#### Set exercise:
Provide an exact transcription of all the records.

* start Input for this task *

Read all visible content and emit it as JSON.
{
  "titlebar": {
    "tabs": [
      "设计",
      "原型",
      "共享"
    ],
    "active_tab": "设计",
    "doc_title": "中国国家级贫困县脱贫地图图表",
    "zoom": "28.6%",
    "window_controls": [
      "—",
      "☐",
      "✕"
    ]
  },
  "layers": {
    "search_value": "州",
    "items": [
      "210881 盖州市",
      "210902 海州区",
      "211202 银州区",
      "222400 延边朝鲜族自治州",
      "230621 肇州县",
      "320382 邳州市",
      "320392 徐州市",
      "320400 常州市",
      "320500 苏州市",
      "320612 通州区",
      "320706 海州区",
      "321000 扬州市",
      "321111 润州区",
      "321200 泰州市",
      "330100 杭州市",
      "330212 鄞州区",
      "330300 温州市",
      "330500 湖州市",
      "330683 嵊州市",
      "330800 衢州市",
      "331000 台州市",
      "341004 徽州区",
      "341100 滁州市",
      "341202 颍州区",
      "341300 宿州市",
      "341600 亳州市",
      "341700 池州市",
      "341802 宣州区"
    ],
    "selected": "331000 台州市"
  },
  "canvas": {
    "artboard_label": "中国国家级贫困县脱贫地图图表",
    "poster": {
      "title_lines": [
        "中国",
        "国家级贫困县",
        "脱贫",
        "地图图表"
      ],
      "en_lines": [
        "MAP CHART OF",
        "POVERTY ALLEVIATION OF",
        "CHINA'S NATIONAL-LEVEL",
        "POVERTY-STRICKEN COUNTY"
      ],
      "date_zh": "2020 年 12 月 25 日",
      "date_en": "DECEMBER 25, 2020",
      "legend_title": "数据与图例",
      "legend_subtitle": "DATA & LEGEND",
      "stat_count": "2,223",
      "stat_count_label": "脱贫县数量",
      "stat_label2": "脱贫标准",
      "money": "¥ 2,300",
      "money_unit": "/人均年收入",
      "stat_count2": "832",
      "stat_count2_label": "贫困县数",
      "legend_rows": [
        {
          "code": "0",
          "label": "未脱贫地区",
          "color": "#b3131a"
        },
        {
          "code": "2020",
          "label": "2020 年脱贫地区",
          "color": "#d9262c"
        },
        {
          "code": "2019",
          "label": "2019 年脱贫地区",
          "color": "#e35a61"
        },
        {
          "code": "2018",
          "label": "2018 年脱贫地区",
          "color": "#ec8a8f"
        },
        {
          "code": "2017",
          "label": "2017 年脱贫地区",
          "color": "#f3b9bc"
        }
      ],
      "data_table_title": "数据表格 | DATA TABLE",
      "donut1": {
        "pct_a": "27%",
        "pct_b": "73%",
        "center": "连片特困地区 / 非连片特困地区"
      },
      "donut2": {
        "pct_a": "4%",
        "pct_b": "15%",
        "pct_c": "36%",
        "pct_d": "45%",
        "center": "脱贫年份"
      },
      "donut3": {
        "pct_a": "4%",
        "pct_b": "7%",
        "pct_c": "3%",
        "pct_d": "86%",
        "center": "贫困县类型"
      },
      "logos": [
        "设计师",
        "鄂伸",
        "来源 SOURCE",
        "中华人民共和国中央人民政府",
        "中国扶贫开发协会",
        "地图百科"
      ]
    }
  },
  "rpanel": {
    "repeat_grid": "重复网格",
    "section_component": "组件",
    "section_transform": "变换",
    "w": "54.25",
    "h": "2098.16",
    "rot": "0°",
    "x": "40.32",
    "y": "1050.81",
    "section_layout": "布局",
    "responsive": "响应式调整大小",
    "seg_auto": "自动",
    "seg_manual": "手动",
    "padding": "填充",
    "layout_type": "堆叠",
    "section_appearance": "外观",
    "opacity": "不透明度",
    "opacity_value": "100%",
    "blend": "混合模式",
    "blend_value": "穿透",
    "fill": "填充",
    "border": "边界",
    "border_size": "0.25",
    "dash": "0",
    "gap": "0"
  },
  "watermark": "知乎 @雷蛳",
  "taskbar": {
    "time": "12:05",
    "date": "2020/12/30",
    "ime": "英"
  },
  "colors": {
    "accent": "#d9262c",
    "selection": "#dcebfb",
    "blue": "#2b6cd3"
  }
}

* end Input for this task *

#### Response below:
Read all visible content and emit it as JSON.
{
  "titlebar": {
    "tabs": [
      "设计",
      "原型",
      "共享"
    ],
    "active_tab": "设计",
    "doc_title": "中国国家级贫困县脱贫地图图表",
    "zoom": "28.6%",
    "window_controls": [
      "—",
      "☐",
      "✕"
    ]
  },
  "layers": {
    "search_value": "州",
    "items": [
      "210881 盖州市",
      "210902 海州区",
      "211202 银州区",
      "222400 延边朝鲜族自治州",
      "230621 肇州县",
      "320382 邳州市",
      "320392 徐州市",
      "320400 常州市",
      "320500 苏州市",
      "320612 通州区",
      "320706 海州区",
      "321000 扬州市",
      "321111 润州区",
      "321200 泰州市",
      "330100 杭州市",
      "330212 鄞州区",
      "330300 温州市",
      "330500 湖州市",
      "330683 嵊州市",
      "330800 衢州市",
      "331000 台州市",
      "341004 徽州区",
      "341100 滁州市",
      "341202 颍州区",
      "341300 宿州市",
      "341600 亳州市",
      "341700 池州市",
      "341802 宣州区"
    ],
    "selected": "331000 台州市"
  },
  "canvas": {
    "artboard_label": "中国国家级贫困县脱贫地图图表",
    "poster": {
      "title_lines": [
        "中国",
        "国家级贫困县",
        "脱贫",
        "地图图表"
      ],
      "en_lines": [
        "MAP CHART OF",
        "POVERTY ALLEVIATION OF",
        "CHINA'S NATIONAL-LEVEL",
        "POVERTY-STRICKEN COUNTY"
      ],
      "date_zh": "2020 年 12 月 25 日",
      "date_en": "DECEMBER 25, 2020",
      "legend_title": "数据与图例",
      "legend_subtitle": "DATA & LEGEND",
      "stat_count": "2,223",
      "stat_count_label": "脱贫县数量",
      "stat_label2": "脱贫标准",
      "money": "¥ 2,300",
      "money_unit": "/人均年收入",
      "stat_count2": "832",
      "stat_count2_label": "贫困县数",
      "legend_rows": [
        {
          "code": "0",
          "label": "未脱贫地区",
          "color": "#b3131a"
        },
        {
          "code": "2020",
          "label": "2020 年脱贫地区",
          "color": "#d9262c"
        },
        {
          "code": "2019",
          "label": "2019 年脱贫地区",
          "color": "#e35a61"
        },
        {
          "code": "2018",
          "label": "2018 年脱贫地区",
          "color": "#ec8a8f"
        },
        {
          "code": "2017",
          "label": "2017 年脱贫地区",
          "color": "#f3b9bc"
        }
      ],
      "data_table_title": "数据表格 | DATA TABLE",
      "donut1": {
        "pct_a": "27%",
        "pct_b": "73%",
        "center": "连片特困地区 / 非连片特困地区"
      },
      "donut2": {
        "pct_a": "4%",
        "pct_b": "15%",
        "pct_c": "36%",
        "pct_d": "45%",
        "center": "脱贫年份"
      },
      "donut3": {
        "pct_a": "4%",
        "pct_b": "7%",
        "pct_c": "3%",
        "pct_d": "86%",
        "center": "贫困县类型"
      },
      "logos": [
        "设计师",
        "鄂伸",
        "来源 SOURCE",
        "中华人民共和国中央人民政府",
        "中国扶贫开发协会",
        "地图百科"
      ]
    }
  },
  "rpanel": {
    "repeat_grid": "重复网格",
    "section_component": "组件",
    "section_transform": "变换",
    "w": "54.25",
    "h": "2098.16",
    "rot": "0°",
    "x": "40.32",
    "y": "1050.81",
    "section_layout": "布局",
    "responsive": "响应式调整大小",
    "seg_auto": "自动",
    "seg_manual": "手动",
    "padding": "填充",
    "layout_type": "堆叠",
    "section_appearance": "外观",
    "opacity": "不透明度",
    "opacity_value": "100%",
    "blend": "混合模式",
    "blend_value": "穿透",
    "fill": "填充",
    "border": "边界",
    "border_size": "0.25",
    "dash": "0",
    "gap": "0"
  },
  "watermark": "知乎 @雷蛳",
  "taskbar": {
    "time": "12:05",
    "date": "2020/12/30",
    "ime": "英"
  },
  "colors": {
    "accent": "#d9262c",
    "selection": "#dcebfb",
    "blue": "#2b6cd3"
  }
}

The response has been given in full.